Data to use
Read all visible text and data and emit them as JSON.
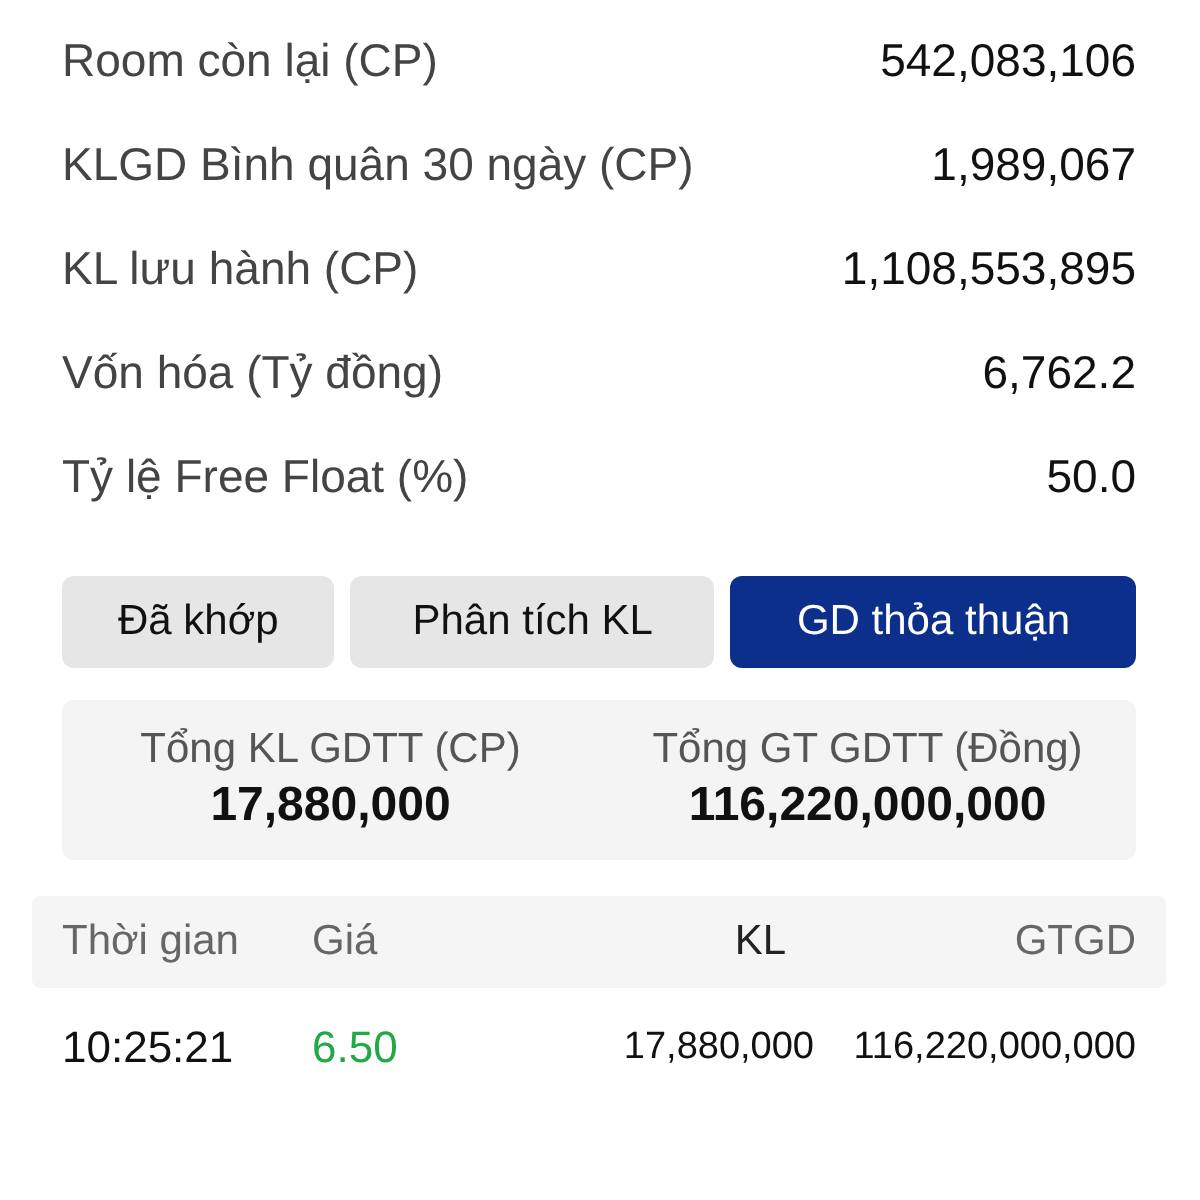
{
  "stats": [
    {
      "label": "Room còn lại (CP)",
      "value": "542,083,106"
    },
    {
      "label": "KLGD Bình quân 30 ngày (CP)",
      "value": "1,989,067"
    },
    {
      "label": "KL lưu hành (CP)",
      "value": "1,108,553,895"
    },
    {
      "label": "Vốn hóa (Tỷ đồng)",
      "value": "6,762.2"
    },
    {
      "label": "Tỷ lệ Free Float (%)",
      "value": "50.0"
    }
  ],
  "tabs": [
    {
      "label": "Đã khớp",
      "selected": false
    },
    {
      "label": "Phân tích KL",
      "selected": false
    },
    {
      "label": "GD thỏa thuận",
      "selected": true
    }
  ],
  "summary": [
    {
      "label": "Tổng KL GDTT (CP)",
      "value": "17,880,000"
    },
    {
      "label": "Tổng GT GDTT (Đồng)",
      "value": "116,220,000,000"
    }
  ],
  "table": {
    "columns": [
      "Thời gian",
      "Giá",
      "KL",
      "GTGD"
    ],
    "rows": [
      {
        "time": "10:25:21",
        "price": "6.50",
        "color": "#22a845",
        "volume": "17,880,000",
        "value": "116,220,000,000"
      }
    ]
  }
}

Requirements
Omit the pictures, and quote the material above exactly as given.

Reply to the task
Read all visible text and data and emit them as JSON.
{
  "stats": [
    {
      "label": "Room còn lại (CP)",
      "value": "542,083,106"
    },
    {
      "label": "KLGD Bình quân 30 ngày (CP)",
      "value": "1,989,067"
    },
    {
      "label": "KL lưu hành (CP)",
      "value": "1,108,553,895"
    },
    {
      "label": "Vốn hóa (Tỷ đồng)",
      "value": "6,762.2"
    },
    {
      "label": "Tỷ lệ Free Float (%)",
      "value": "50.0"
    }
  ],
  "tabs": [
    {
      "label": "Đã khớp",
      "selected": false
    },
    {
      "label": "Phân tích KL",
      "selected": false
    },
    {
      "label": "GD thỏa thuận",
      "selected": true
    }
  ],
  "summary": [
    {
      "label": "Tổng KL GDTT (CP)",
      "value": "17,880,000"
    },
    {
      "label": "Tổng GT GDTT (Đồng)",
      "value": "116,220,000,000"
    }
  ],
  "table": {
    "columns": [
      "Thời gian",
      "Giá",
      "KL",
      "GTGD"
    ],
    "rows": [
      {
        "time": "10:25:21",
        "price": "6.50",
        "color": "#22a845",
        "volume": "17,880,000",
        "value": "116,220,000,000"
      }
    ]
  }
}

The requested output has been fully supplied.